Dataset entries on figures
......
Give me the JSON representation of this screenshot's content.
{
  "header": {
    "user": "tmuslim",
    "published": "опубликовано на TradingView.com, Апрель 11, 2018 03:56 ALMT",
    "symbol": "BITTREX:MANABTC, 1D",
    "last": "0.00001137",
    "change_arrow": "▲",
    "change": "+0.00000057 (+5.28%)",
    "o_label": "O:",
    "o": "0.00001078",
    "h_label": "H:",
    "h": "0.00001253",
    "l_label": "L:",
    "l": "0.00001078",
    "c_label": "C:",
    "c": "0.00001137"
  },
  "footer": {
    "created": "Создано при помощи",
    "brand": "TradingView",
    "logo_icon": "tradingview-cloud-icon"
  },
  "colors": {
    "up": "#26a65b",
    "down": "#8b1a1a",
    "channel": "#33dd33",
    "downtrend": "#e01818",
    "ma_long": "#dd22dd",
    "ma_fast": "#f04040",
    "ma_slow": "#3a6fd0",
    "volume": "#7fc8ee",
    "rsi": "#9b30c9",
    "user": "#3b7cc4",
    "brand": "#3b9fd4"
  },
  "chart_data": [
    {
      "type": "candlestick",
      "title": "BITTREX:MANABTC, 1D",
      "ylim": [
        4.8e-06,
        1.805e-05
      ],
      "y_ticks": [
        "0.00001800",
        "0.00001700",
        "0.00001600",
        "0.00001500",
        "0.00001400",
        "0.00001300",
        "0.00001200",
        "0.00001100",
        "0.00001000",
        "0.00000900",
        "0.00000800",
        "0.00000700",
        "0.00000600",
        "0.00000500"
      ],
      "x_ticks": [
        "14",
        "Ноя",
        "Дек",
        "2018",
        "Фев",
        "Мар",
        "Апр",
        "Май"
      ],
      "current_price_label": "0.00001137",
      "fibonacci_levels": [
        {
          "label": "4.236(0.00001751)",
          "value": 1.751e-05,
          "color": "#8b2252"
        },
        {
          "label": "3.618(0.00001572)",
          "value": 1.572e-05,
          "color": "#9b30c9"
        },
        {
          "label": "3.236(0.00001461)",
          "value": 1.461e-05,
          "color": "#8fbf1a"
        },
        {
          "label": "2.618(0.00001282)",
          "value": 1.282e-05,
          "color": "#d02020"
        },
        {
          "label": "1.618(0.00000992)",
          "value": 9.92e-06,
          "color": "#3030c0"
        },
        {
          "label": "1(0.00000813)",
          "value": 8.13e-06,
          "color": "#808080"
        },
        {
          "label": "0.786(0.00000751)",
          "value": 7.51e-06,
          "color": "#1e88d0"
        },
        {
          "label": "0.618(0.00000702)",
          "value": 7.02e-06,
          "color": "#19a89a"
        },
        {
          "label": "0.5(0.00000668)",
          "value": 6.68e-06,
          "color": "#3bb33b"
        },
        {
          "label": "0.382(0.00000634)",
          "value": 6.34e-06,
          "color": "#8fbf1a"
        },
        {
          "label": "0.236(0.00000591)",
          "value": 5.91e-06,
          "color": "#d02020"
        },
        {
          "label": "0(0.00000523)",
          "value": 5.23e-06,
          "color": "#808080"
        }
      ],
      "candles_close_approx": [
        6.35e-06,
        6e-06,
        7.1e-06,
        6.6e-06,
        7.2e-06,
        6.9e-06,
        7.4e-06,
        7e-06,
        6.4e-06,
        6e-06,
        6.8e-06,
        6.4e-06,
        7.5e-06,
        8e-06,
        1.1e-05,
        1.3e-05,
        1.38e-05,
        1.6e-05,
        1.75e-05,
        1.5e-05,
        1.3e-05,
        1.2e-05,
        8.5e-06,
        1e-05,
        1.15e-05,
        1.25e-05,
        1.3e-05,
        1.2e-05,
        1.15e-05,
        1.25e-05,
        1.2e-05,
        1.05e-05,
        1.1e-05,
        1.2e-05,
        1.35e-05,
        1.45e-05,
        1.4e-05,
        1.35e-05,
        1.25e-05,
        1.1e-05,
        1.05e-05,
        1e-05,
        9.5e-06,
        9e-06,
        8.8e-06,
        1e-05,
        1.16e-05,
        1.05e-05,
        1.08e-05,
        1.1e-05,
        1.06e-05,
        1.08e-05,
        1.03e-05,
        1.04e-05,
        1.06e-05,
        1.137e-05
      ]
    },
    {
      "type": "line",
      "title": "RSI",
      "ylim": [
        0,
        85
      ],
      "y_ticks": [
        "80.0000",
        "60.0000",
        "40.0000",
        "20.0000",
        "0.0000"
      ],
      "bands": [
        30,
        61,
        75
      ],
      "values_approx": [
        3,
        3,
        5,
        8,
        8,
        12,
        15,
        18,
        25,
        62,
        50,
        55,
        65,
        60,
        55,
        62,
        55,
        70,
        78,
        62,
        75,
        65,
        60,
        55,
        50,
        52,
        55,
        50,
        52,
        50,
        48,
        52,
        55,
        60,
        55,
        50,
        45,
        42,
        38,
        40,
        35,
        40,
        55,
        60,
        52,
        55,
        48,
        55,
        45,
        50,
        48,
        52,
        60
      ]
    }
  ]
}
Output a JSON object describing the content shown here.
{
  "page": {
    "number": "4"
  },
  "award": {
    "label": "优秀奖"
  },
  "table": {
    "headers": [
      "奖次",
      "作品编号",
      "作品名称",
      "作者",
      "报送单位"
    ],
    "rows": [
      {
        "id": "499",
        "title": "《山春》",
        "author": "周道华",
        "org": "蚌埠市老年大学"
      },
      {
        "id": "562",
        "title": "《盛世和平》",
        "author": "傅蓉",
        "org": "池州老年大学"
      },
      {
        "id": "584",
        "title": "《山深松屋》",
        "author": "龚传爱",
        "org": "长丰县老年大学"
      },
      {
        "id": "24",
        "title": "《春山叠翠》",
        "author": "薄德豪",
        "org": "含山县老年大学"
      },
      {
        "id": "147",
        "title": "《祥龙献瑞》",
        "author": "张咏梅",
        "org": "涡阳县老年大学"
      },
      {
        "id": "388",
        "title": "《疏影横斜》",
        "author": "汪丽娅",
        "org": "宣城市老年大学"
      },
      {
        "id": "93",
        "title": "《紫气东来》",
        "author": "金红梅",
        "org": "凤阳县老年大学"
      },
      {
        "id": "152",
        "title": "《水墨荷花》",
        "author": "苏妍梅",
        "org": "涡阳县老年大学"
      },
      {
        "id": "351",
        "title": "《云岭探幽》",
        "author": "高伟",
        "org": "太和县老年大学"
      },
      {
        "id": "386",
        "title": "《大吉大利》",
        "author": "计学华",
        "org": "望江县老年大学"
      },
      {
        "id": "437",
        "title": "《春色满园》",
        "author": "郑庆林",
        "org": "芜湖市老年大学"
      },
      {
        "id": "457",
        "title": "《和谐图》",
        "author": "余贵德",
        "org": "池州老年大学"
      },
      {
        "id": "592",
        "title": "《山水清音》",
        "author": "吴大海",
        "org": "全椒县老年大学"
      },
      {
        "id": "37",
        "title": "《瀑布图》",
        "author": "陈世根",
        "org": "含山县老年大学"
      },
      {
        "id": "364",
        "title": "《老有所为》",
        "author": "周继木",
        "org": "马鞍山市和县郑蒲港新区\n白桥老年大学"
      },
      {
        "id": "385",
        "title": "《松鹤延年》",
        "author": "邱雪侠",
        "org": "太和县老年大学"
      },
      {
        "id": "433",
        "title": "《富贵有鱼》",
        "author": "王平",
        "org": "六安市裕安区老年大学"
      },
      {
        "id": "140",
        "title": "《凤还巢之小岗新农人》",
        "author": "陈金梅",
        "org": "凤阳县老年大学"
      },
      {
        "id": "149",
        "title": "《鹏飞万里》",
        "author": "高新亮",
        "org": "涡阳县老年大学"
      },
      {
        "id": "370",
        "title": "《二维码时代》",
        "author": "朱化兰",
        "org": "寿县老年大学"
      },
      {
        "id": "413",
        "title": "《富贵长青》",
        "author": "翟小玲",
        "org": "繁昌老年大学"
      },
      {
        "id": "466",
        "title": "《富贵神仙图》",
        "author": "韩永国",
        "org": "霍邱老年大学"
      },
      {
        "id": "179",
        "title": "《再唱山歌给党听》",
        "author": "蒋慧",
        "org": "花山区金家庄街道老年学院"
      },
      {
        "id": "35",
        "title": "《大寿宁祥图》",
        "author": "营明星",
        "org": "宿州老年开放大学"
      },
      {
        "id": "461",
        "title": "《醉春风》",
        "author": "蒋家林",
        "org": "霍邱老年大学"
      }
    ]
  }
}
......
* _REQUIRED WORK_
Scan the records above for the string "MANABTC", then select every line that holds it.

* _SOLUTION FOR THIS TASK_
    "symbol": "BITTREX:MANABTC, 1D",
      "title": "BITTREX:MANABTC, 1D",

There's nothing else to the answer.